◆ WHAT YOU WILL DO: Omit the pictures and output every entry below exactly as written.

◆ SUPPLIED DATA:
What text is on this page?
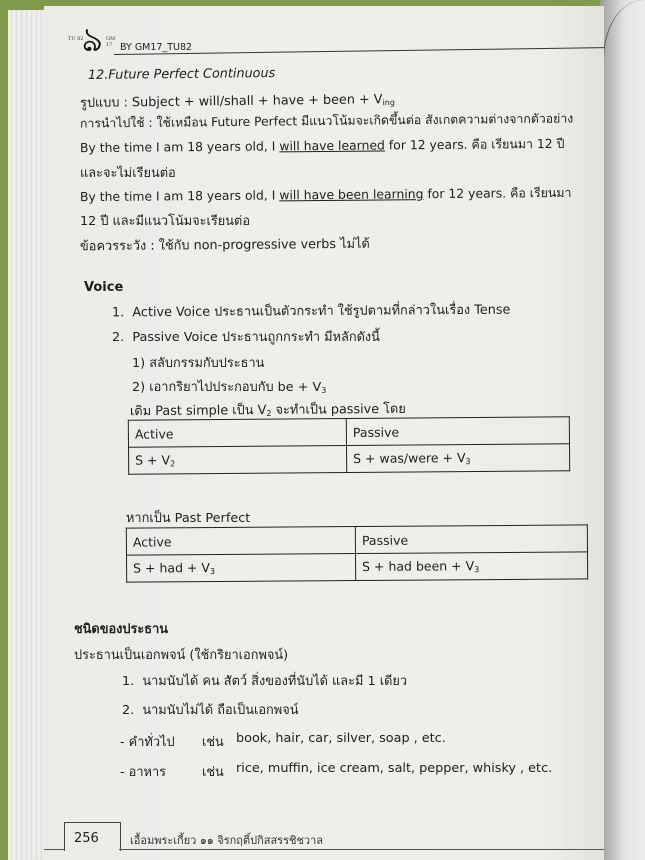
TU 82
ঌ GM 17 BY GM17_TU82
12.Future Perfect Continuous
รูปแบบ : Subject + will/shall + have + been + $V_{ing}$
การนำไปใช้ : ใช้เหมือน Future Perfect มีแนวโน้มจะเกิดขึ้นต่อ สังเกตความต่างจากตัวอย่าง
By the time I am 18 years old, I will have learned for 12 years. คือ เรียนมา 12 ปี
และจะไม่เรียนต่อ
By the time I am 18 years old, I will have been learning for 12 years. คือ เรียนมา
12 ปี และมีแนวโน้มจะเรียนต่อ
ข้อควรระวัง : ใช้กับ non-progressive verbs ไม่ได้
Voice
1. Active Voice ประธานเป็นตัวกระทำ ใช้รูปตามที่กล่าวในเรื่อง Tense
2. Passive Voice ประธานถูกกระทำ มีหลักดังนี้
1) สลับกรรมกับประธาน
2) เอากริยาไปประกอบกับ be + $V_3$
เดิม Past simple เป็น $V_2$ จะทำเป็น passive โดย
Active	Passive
$S + V_2$	S + was/were + $V_3$
หากเป็น Past Perfect
Active	Passive
S + had + $V_3$	S + had been + $V_3$
ชนิดของประธาน
ประธานเป็นเอกพจน์ (ใช้กริยาเอกพจน์)
1. นามนับได้ คน สัตว์ สิ่งของที่นับได้ และมี 1 เดียว
2. นามนับไม่ได้ ถือเป็นเอกพจน์
- คำทั่วไป เช่น book, hair, car, silver, soap , etc.
- อาหาร	เช่น rice, muffin, ice cream, salt, pepper, whisky , etc.
256	เอื้อมพระเกี้ยว ๑๑ จิรกฤติ์ปกิสสรรชิชวาล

◆ ANSWER FOR THE TASK:
What text is on this page?
TU 82
ঌ GM 17 BY GM17_TU82
12.Future Perfect Continuous
รูปแบบ : Subject + will/shall + have + been + $V_{ing}$
การนำไปใช้ : ใช้เหมือน Future Perfect มีแนวโน้มจะเกิดขึ้นต่อ สังเกตความต่างจากตัวอย่าง
By the time I am 18 years old, I will have learned for 12 years. คือ เรียนมา 12 ปี
และจะไม่เรียนต่อ
By the time I am 18 years old, I will have been learning for 12 years. คือ เรียนมา
12 ปี และมีแนวโน้มจะเรียนต่อ
ข้อควรระวัง : ใช้กับ non-progressive verbs ไม่ได้
Voice
1. Active Voice ประธานเป็นตัวกระทำ ใช้รูปตามที่กล่าวในเรื่อง Tense
2. Passive Voice ประธานถูกกระทำ มีหลักดังนี้
1) สลับกรรมกับประธาน
2) เอากริยาไปประกอบกับ be + $V_3$
เดิม Past simple เป็น $V_2$ จะทำเป็น passive โดย
Active	Passive
$S + V_2$	S + was/were + $V_3$
หากเป็น Past Perfect
Active	Passive
S + had + $V_3$	S + had been + $V_3$
ชนิดของประธาน
ประธานเป็นเอกพจน์ (ใช้กริยาเอกพจน์)
1. นามนับได้ คน สัตว์ สิ่งของที่นับได้ และมี 1 เดียว
2. นามนับไม่ได้ ถือเป็นเอกพจน์
- คำทั่วไป เช่น book, hair, car, silver, soap , etc.
- อาหาร	เช่น rice, muffin, ice cream, salt, pepper, whisky , etc.
256	เอื้อมพระเกี้ยว ๑๑ จิรกฤติ์ปกิสสรรชิชวาล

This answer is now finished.